++++ Data lines ++++

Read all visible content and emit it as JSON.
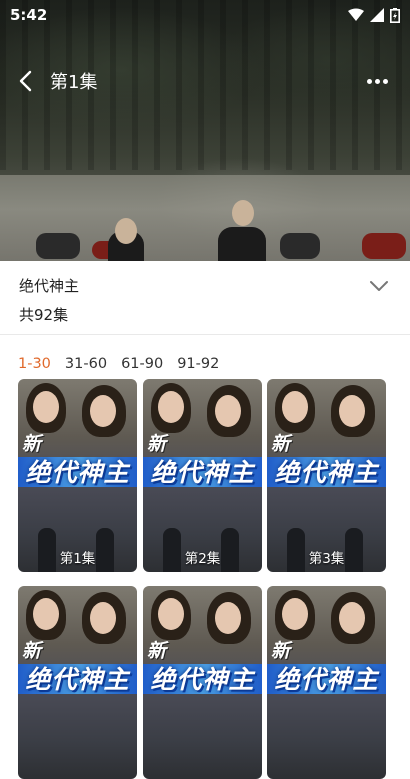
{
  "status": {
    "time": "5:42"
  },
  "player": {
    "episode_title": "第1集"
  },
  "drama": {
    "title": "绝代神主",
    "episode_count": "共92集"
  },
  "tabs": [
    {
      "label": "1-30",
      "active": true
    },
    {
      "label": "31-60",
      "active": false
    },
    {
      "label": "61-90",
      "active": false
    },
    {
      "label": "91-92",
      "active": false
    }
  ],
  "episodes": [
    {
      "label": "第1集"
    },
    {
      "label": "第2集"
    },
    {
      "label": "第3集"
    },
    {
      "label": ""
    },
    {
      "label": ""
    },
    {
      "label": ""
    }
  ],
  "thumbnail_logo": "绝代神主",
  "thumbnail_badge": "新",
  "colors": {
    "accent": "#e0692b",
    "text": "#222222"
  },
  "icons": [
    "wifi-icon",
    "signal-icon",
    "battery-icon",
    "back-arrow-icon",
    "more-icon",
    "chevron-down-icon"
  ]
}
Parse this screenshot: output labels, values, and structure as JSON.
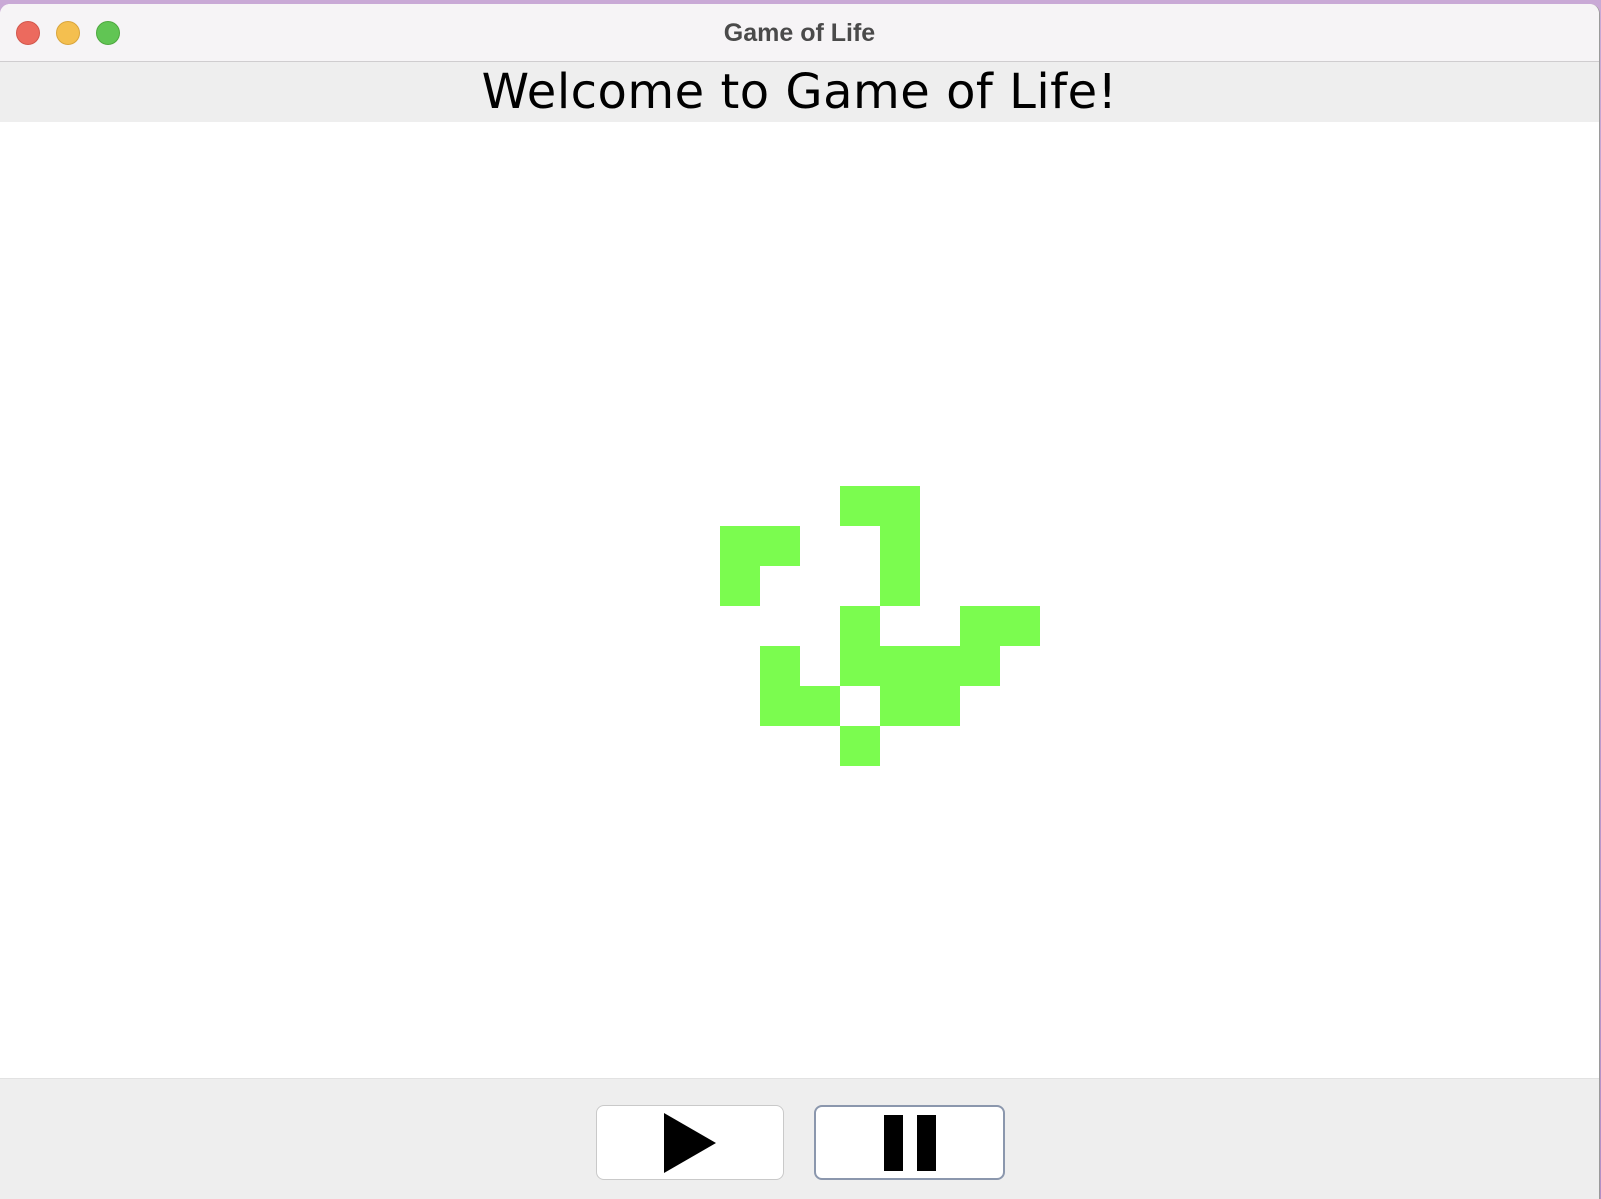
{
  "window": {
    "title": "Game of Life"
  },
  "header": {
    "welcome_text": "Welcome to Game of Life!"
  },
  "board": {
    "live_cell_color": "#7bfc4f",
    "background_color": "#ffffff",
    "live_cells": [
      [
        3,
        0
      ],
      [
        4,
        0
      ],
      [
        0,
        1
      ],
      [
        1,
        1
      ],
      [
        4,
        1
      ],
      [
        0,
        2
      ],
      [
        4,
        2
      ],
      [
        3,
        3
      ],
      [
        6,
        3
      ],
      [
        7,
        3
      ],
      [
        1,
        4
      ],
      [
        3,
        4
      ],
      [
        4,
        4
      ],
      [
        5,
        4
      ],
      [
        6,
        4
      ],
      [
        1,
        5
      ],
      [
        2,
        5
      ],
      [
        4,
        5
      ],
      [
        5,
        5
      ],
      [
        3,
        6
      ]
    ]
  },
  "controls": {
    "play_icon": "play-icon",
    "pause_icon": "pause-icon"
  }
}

++++

Brief
Extract, character for character, every line from the one that holds "Parse this screenshot: output" through the end of the entries above. Include both boundary lines and no pictures.

Result of this task
Parse this screenshot: output labels, values, and structure as JSON.
{
  "window": {
    "title": "Game of Life"
  },
  "header": {
    "welcome_text": "Welcome to Game of Life!"
  },
  "board": {
    "live_cell_color": "#7bfc4f",
    "background_color": "#ffffff",
    "live_cells": [
      [
        3,
        0
      ],
      [
        4,
        0
      ],
      [
        0,
        1
      ],
      [
        1,
        1
      ],
      [
        4,
        1
      ],
      [
        0,
        2
      ],
      [
        4,
        2
      ],
      [
        3,
        3
      ],
      [
        6,
        3
      ],
      [
        7,
        3
      ],
      [
        1,
        4
      ],
      [
        3,
        4
      ],
      [
        4,
        4
      ],
      [
        5,
        4
      ],
      [
        6,
        4
      ],
      [
        1,
        5
      ],
      [
        2,
        5
      ],
      [
        4,
        5
      ],
      [
        5,
        5
      ],
      [
        3,
        6
      ]
    ]
  },
  "controls": {
    "play_icon": "play-icon",
    "pause_icon": "pause-icon"
  }
}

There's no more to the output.